▶ **Work to complete**
According to the passage on the Princessehof Ceramics Museum, how many Chinese ceramics did thieves take in the February 2023 break-in?
··· Excerpted passage
Princessehof Ceramics Museum
Princessehof Ceramics Museum

Princessehof Ceramics Museum

Museums in LeeuwardenCeramics museumsArt museums and galleries in the NetherlandsRijksmonuments in Leeuwarden1917 establishments in the Netherlands
4 min read

On a Monday morning in February 2023, thieves broke into a small palace on the Grote Kerkstraat in Leeuwarden and made off with eleven Chinese ceramics. Seven of the pieces shattered as the burglars fled; four are still missing. The building they targeted, the Princessehof, has always been a place where rare things gather and sometimes vanish — a 1693 court house once occupied by a princess, later subdivided into three private homes, one of which produced a child named Maurits who would grow up to draw impossible staircases. Today the whole compound, princess's wing and all, is the Keramiekmuseum Princessehof, one of the largest ceramics museums in the Netherlands.
······
··· Data to examine
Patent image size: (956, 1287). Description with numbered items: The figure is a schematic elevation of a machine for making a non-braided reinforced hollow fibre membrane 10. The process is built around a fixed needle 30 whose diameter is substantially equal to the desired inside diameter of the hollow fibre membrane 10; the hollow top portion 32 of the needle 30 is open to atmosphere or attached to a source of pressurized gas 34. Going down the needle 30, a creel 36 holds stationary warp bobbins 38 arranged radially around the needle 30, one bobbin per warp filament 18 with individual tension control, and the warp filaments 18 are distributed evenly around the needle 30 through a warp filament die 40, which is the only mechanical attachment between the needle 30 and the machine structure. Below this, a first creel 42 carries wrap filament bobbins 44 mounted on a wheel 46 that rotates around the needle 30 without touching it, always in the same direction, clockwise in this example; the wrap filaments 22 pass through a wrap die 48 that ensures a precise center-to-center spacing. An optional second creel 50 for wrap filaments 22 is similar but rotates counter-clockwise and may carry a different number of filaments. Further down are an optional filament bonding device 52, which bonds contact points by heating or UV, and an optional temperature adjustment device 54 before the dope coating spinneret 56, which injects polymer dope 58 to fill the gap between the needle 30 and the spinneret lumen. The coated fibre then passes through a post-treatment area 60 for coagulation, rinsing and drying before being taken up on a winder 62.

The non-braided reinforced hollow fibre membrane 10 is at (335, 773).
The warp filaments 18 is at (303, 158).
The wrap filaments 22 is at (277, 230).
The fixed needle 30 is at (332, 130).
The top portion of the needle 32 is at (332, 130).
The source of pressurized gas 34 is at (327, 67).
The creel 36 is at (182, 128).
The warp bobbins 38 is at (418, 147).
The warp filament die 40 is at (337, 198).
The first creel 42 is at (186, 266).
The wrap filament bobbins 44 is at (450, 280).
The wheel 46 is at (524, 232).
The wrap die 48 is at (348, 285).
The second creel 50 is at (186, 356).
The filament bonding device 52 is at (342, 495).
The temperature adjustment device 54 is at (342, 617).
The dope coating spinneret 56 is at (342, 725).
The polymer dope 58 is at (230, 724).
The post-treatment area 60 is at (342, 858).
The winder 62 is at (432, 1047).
······
▶ **Answer space**
Eleven Chinese ceramics.